[begin Input data]
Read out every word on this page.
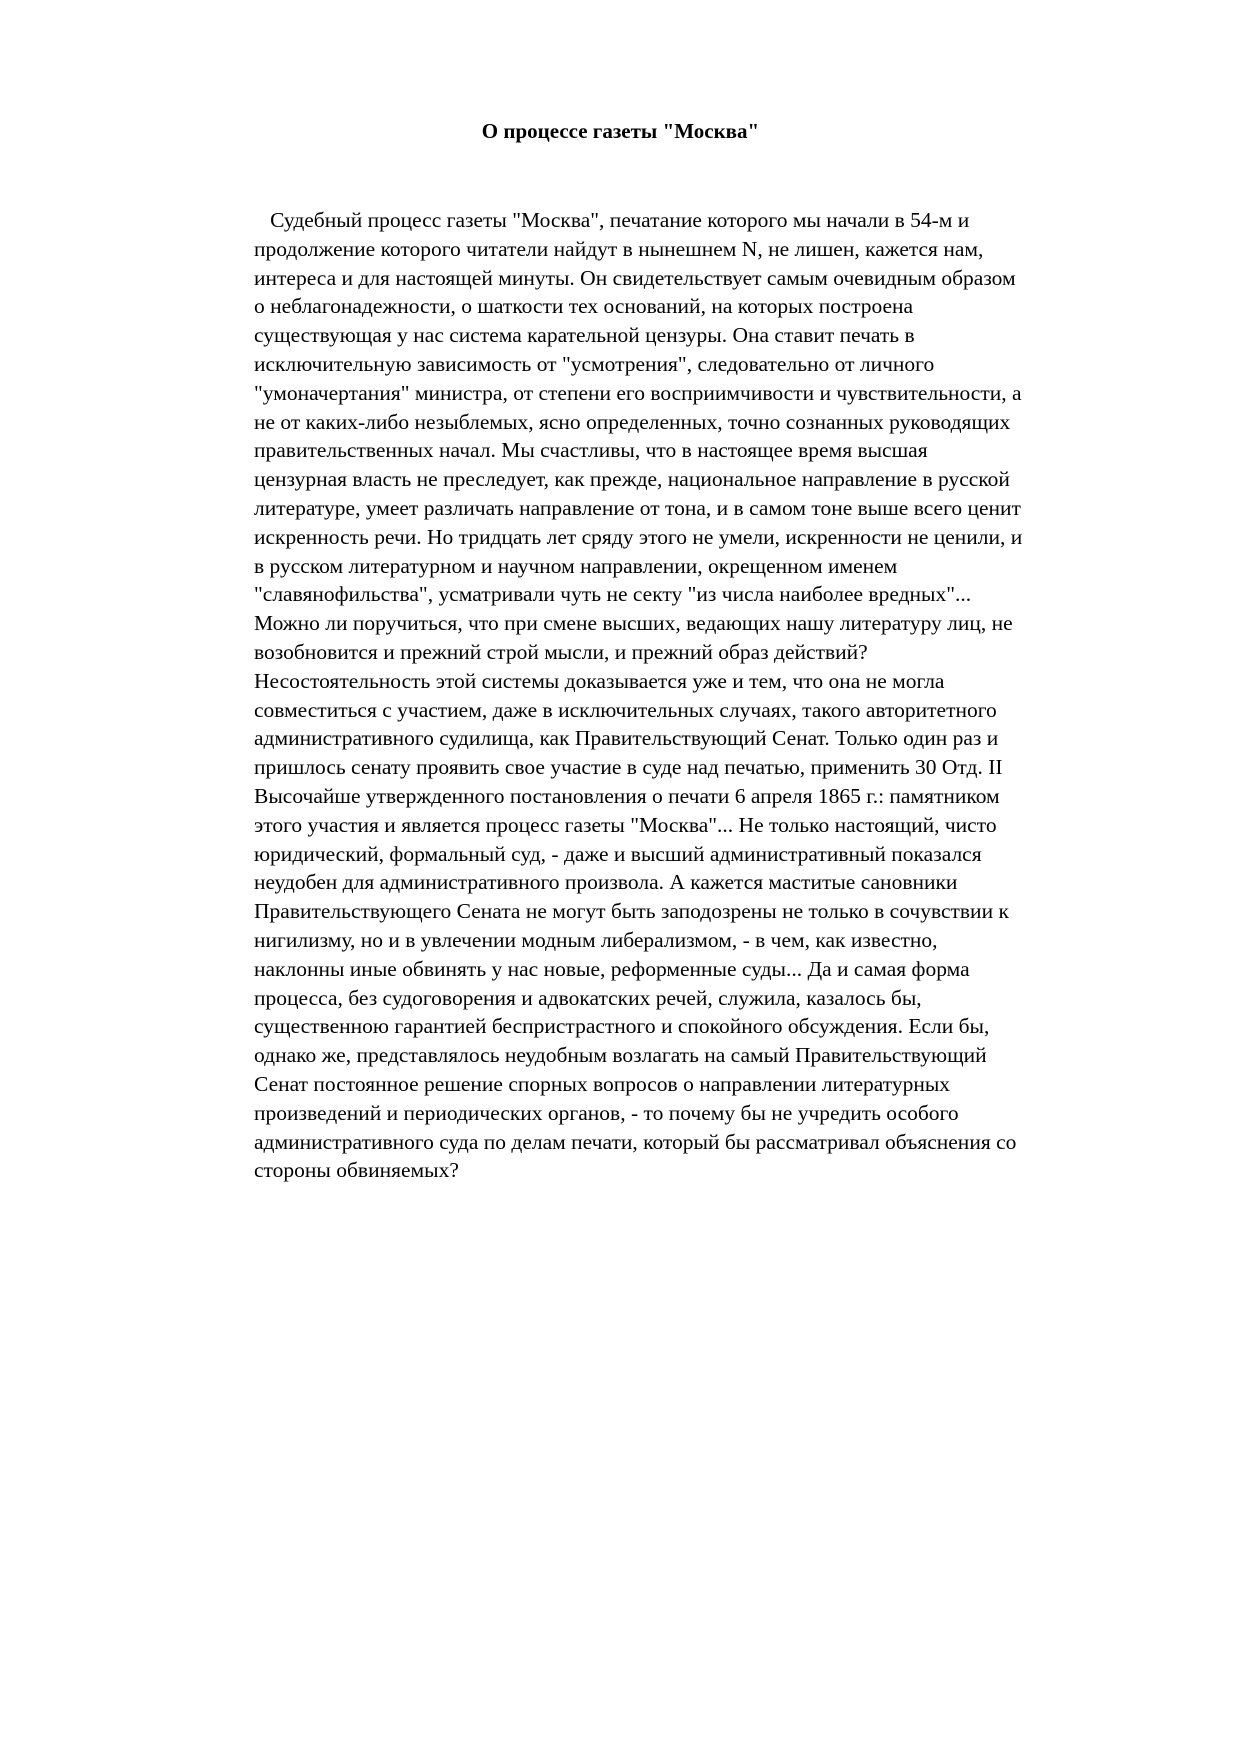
О процессе газеты "Москва"
Судебный процесс газеты "Москва", печатание которого мы начали в 54-м и
продолжение которого читатели найдут в нынешнем N, не лишен, кажется нам,
интереса и для настоящей минуты. Он свидетельствует самым очевидным образом
о неблагонадежности, о шаткости тех оснований, на которых построена
существующая у нас система карательной цензуры. Она ставит печать в
исключительную зависимость от "усмотрения", следовательно от личного
"умоначертания" министра, от степени его восприимчивости и чувствительности, а
не от каких-либо незыблемых, ясно определенных, точно сознанных руководящих
правительственных начал. Мы счастливы, что в настоящее время высшая
цензурная власть не преследует, как прежде, национальное направление в русской
литературе, умеет различать направление от тона, и в самом тоне выше всего ценит
искренность речи. Но тридцать лет сряду этого не умели, искренности не ценили, и
в русском литературном и научном направлении, окрещенном именем
"славянофильства", усматривали чуть не секту "из числа наиболее вредных"...
Можно ли поручиться, что при смене высших, ведающих нашу литературу лиц, не
возобновится и прежний строй мысли, и прежний образ действий?
Несостоятельность этой системы доказывается уже и тем, что она не могла
совместиться с участием, даже в исключительных случаях, такого авторитетного
административного судилища, как Правительствующий Сенат. Только один раз и
пришлось сенату проявить свое участие в суде над печатью, применить 30 Отд. II
Высочайше утвержденного постановления о печати 6 апреля 1865 г.: памятником
этого участия и является процесс газеты "Москва"... Не только настоящий, чисто
юридический, формальный суд, - даже и высший административный показался
неудобен для административного произвола. А кажется маститые сановники
Правительствующего Сената не могут быть заподозрены не только в сочувствии к
нигилизму, но и в увлечении модным либерализмом, - в чем, как известно,
наклонны иные обвинять у нас новые, реформенные суды... Да и самая форма
процесса, без судоговорения и адвокатских речей, служила, казалось бы,
существенною гарантией беспристрастного и спокойного обсуждения. Если бы,
однако же, представлялось неудобным возлагать на самый Правительствующий
Сенат постоянное решение спорных вопросов о направлении литературных
произведений и периодических органов, - то почему бы не учредить особого
административного суда по делам печати, который бы рассматривал объяснения со
стороны обвиняемых?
[end Input data]
● **Short task**
Only lines with the word "которого" should be collected from the material.

● **Response below**
Судебный процесс газеты "Москва", печатание которого мы начали в 54-м и
продолжение которого читатели найдут в нынешнем N, не лишен, кажется нам,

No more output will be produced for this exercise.